• Goal: Where a line below holds the string "xlabel", copy that line.

★ ★ ★

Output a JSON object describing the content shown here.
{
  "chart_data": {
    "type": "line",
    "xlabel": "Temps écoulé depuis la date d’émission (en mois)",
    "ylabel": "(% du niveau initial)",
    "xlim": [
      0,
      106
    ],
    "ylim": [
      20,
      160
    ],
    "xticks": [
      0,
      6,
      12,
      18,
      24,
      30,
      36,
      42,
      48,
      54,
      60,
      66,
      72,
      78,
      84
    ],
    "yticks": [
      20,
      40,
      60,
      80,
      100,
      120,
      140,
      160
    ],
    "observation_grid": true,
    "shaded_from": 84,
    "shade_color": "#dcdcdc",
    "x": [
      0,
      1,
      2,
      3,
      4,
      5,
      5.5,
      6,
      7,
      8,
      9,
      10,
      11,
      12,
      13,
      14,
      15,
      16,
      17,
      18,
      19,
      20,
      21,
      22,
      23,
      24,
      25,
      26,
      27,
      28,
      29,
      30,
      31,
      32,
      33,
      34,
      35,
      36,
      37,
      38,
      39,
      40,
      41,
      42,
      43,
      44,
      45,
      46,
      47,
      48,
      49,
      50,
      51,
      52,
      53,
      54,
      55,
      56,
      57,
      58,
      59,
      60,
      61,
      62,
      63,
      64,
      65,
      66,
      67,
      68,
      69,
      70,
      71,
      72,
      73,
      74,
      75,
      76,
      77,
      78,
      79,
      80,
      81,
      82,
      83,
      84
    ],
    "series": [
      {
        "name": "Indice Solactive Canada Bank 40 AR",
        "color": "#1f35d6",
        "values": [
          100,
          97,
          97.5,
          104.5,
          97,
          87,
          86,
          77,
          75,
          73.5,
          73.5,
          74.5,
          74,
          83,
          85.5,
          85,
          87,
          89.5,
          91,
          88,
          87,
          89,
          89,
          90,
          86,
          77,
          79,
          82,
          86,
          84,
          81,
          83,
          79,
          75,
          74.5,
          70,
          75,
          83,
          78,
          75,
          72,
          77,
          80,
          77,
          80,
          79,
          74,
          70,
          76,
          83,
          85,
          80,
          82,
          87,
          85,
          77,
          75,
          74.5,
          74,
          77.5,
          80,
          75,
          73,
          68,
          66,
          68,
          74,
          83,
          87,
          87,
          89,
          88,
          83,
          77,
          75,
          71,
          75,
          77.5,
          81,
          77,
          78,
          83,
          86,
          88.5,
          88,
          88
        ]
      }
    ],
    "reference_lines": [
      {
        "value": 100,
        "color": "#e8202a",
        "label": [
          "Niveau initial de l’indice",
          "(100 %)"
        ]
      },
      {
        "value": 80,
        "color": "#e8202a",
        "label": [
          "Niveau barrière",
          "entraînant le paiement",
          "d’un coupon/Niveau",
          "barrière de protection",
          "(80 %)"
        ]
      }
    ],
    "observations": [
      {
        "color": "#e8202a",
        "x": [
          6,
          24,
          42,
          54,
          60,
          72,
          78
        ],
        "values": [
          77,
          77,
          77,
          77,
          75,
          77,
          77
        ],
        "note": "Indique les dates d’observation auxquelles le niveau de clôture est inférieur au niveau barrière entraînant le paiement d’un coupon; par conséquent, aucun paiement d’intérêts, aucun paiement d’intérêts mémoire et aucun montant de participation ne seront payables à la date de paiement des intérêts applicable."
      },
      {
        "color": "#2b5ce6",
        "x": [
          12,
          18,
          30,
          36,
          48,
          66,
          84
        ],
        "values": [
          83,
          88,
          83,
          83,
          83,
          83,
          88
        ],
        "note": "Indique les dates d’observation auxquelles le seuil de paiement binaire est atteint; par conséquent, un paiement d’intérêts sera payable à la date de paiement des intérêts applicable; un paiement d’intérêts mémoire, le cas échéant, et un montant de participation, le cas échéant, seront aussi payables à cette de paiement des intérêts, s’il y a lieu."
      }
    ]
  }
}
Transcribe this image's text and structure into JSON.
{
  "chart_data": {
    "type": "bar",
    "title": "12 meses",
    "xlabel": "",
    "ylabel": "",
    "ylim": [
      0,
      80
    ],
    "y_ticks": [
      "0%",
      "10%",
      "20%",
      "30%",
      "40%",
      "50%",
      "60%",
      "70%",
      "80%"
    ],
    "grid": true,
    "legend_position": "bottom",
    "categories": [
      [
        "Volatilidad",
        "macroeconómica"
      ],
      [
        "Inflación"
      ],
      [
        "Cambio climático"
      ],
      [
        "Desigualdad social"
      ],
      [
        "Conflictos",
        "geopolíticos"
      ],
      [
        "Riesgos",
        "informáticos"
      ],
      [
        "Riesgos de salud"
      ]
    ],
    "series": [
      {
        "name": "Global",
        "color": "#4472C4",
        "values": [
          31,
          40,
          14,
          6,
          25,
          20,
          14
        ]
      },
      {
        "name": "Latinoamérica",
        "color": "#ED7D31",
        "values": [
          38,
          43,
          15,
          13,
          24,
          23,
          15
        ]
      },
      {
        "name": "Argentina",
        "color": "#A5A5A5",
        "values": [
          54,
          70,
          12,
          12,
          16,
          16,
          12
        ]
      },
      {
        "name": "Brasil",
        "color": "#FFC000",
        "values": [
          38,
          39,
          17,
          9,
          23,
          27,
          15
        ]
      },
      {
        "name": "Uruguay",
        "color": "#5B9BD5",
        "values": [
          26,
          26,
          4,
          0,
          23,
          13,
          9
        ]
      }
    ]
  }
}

★ ★ ★

• Task result:
    "xlabel": "Temps écoulé depuis la date d’émission (en mois)",
    "xlabel": "",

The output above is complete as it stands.